**Exercise requirements:**
Select the lines that hold the word "lime" and copy each one.

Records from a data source
>> begin
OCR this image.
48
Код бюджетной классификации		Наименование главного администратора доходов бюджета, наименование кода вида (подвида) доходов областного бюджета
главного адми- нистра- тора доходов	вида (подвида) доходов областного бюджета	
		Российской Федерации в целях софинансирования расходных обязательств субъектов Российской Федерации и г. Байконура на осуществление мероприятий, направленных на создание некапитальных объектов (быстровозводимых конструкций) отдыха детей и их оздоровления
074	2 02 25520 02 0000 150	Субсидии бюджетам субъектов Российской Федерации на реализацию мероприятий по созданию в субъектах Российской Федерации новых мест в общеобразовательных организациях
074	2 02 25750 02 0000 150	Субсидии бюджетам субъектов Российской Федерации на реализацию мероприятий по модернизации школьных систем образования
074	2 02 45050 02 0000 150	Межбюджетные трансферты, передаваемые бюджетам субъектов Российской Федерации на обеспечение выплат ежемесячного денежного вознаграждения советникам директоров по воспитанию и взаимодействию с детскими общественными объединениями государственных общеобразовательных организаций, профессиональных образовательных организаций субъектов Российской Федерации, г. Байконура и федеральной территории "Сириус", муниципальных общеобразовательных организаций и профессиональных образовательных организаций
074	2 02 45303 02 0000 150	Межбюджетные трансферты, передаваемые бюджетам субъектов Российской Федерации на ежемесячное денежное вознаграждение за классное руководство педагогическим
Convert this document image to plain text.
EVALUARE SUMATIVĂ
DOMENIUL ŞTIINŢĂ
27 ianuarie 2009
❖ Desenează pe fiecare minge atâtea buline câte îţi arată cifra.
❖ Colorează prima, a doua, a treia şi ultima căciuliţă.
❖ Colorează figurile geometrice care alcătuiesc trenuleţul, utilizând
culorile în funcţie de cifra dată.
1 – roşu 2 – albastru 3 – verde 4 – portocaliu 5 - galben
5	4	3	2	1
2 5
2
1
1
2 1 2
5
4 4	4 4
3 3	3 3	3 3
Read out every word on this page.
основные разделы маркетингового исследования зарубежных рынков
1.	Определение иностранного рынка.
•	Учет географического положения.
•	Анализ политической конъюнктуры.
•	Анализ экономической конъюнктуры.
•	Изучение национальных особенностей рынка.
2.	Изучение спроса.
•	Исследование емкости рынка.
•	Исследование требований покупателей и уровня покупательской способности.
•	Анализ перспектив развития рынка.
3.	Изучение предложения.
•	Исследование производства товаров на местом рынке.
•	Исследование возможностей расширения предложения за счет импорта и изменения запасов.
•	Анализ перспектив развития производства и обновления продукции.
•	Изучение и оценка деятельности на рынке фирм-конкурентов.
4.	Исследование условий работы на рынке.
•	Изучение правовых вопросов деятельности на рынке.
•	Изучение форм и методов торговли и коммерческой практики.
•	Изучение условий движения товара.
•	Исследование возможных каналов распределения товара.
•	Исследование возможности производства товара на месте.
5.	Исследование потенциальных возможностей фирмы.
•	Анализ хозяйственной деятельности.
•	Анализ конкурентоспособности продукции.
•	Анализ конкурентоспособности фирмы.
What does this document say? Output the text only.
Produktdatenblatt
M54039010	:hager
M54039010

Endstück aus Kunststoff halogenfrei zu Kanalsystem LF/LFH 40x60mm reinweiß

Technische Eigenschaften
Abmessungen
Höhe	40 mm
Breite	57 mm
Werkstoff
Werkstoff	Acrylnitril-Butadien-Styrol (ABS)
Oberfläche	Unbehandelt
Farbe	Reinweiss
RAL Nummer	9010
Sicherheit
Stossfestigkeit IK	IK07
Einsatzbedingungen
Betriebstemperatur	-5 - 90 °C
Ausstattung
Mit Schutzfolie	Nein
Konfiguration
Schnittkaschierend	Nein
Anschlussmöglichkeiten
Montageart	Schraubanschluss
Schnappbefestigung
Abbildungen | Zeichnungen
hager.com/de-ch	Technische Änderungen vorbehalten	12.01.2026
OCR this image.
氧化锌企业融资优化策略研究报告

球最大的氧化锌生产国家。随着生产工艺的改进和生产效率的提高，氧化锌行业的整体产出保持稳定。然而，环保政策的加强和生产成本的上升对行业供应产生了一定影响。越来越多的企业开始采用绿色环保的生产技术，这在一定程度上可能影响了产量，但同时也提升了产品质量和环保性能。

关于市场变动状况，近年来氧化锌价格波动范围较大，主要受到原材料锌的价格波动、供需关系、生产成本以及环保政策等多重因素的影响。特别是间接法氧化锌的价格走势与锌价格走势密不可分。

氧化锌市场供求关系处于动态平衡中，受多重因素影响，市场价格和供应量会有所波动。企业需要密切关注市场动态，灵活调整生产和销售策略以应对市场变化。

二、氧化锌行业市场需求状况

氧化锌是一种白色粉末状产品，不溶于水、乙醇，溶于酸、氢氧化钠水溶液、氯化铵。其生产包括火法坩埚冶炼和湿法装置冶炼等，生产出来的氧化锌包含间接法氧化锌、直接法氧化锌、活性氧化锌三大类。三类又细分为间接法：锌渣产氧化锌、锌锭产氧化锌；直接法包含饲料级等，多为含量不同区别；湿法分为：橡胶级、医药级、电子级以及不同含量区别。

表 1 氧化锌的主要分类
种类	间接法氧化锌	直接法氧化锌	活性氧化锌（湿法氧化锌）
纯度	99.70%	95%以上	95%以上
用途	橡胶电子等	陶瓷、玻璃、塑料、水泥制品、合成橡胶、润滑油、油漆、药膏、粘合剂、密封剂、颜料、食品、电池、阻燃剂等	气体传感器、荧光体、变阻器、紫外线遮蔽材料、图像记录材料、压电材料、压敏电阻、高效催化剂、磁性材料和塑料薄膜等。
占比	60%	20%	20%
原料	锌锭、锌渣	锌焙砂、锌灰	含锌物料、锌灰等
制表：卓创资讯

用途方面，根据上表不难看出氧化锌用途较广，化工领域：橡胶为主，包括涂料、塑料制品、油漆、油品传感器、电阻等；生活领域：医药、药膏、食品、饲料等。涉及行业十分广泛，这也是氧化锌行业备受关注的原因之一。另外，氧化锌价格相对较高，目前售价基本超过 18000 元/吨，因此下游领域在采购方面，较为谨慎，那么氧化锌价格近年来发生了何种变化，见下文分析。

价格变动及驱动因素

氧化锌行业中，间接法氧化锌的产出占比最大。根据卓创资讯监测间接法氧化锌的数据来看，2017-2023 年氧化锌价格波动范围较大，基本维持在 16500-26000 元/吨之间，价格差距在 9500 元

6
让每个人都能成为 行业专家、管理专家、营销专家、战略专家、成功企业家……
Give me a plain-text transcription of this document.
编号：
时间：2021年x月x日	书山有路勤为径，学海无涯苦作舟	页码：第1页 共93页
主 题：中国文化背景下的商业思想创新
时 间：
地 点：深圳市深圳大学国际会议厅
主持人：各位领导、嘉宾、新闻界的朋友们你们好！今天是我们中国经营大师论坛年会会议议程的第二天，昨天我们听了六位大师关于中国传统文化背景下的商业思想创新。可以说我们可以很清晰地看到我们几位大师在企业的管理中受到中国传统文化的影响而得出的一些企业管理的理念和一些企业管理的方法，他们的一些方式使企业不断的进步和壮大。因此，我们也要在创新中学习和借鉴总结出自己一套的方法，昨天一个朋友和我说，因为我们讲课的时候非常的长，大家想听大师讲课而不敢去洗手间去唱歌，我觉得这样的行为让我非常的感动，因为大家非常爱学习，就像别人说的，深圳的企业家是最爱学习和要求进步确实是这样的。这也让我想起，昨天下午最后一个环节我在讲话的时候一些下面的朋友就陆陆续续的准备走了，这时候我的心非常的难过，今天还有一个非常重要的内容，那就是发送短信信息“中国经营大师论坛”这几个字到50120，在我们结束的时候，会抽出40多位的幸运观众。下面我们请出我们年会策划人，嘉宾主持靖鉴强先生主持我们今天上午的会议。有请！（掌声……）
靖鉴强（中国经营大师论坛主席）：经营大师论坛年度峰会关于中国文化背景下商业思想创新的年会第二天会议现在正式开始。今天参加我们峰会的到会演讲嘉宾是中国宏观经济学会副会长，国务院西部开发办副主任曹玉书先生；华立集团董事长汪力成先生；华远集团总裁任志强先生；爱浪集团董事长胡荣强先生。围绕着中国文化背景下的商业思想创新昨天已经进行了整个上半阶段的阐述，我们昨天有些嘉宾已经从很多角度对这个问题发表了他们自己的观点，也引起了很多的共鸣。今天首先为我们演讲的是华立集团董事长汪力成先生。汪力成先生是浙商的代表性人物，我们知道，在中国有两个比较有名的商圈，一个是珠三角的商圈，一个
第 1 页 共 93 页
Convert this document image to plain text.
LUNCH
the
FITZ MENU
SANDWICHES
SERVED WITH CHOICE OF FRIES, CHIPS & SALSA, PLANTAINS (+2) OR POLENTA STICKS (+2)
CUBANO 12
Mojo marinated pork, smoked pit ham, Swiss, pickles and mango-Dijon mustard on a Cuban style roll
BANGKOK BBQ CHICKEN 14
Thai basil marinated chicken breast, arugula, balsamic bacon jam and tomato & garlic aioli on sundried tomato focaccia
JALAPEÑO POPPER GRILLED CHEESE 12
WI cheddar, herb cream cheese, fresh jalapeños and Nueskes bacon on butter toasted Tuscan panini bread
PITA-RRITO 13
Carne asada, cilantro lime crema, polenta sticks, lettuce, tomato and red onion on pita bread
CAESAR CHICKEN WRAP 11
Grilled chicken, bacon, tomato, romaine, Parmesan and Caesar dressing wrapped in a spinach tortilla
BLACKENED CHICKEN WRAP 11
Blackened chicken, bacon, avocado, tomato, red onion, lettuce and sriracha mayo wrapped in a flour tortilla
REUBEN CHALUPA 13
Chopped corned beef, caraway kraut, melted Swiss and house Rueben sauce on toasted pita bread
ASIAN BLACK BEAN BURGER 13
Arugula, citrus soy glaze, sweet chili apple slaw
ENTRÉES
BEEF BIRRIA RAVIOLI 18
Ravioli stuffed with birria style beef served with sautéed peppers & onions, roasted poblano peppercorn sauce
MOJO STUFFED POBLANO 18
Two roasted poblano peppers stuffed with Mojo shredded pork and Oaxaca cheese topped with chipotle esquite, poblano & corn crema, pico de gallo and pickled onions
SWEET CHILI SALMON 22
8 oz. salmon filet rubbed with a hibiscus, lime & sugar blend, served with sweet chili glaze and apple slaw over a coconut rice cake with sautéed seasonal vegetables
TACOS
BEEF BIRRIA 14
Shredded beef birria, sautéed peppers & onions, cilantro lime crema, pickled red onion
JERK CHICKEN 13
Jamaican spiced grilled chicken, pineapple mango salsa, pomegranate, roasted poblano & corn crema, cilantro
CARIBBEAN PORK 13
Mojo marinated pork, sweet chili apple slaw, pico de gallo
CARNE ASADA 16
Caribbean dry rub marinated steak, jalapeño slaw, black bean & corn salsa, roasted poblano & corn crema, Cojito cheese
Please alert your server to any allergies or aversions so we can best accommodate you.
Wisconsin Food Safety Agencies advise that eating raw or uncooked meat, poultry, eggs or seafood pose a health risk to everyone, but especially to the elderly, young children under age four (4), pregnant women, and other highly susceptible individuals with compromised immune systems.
>> end
**Final answer:**
Carne asada, cilantro lime crema, polenta sticks, lettuce, tomato and red onion on pita bread
8 oz. salmon filet rubbed with a hibiscus, lime & sugar blend, served with sweet chili glaze and apple slaw over a coconut rice cake with sautéed seasonal vegetables
Shredded beef birria, sautéed peppers & onions, cilantro lime crema, pickled red onion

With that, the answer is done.